* BEGIN EXCERPTED RECORDS *
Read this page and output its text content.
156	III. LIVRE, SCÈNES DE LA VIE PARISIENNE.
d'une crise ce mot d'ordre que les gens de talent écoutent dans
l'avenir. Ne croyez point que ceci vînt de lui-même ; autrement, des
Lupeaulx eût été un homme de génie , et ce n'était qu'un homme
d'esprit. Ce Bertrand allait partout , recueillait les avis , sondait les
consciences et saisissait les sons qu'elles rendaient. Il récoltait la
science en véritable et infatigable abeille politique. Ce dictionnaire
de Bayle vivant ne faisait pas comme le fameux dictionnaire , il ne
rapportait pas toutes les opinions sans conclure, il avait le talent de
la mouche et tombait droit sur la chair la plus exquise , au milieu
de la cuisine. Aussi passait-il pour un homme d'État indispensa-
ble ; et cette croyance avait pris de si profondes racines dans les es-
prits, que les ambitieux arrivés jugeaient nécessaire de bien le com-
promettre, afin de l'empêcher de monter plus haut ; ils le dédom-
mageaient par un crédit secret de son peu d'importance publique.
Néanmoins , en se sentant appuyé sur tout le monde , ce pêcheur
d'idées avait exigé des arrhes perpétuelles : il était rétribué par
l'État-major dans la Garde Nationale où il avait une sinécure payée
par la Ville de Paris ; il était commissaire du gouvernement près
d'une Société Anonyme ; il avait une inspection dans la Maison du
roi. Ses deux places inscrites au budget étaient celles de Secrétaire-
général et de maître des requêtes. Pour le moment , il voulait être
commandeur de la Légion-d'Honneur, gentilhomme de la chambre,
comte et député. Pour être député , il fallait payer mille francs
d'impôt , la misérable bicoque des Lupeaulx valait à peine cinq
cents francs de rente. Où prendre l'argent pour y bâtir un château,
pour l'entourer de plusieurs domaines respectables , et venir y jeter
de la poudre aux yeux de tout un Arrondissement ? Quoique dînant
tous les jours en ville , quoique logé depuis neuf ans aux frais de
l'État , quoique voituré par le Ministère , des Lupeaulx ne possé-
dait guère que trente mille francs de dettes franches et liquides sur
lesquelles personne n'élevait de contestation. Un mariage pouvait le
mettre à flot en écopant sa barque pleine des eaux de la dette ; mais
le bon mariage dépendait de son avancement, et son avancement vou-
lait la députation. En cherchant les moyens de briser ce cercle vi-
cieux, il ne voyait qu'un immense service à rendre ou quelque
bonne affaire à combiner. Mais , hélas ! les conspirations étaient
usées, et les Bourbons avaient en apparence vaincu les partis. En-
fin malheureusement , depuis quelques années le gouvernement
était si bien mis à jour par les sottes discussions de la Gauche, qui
* END EXCERPTED RECORDS *
Identify every line above with the string "avait" in it. Copy those lines.

rapportait pas toutes les opinions sans conclure, il avait le talent de
ble ; et cette croyance avait pris de si profondes racines dans les es-
d'idées avait exigé des arrhes perpétuelles : il était rétribué par
l'État-major dans la Garde Nationale où il avait une sinécure payée
d'une Société Anonyme ; il avait une inspection dans la Maison du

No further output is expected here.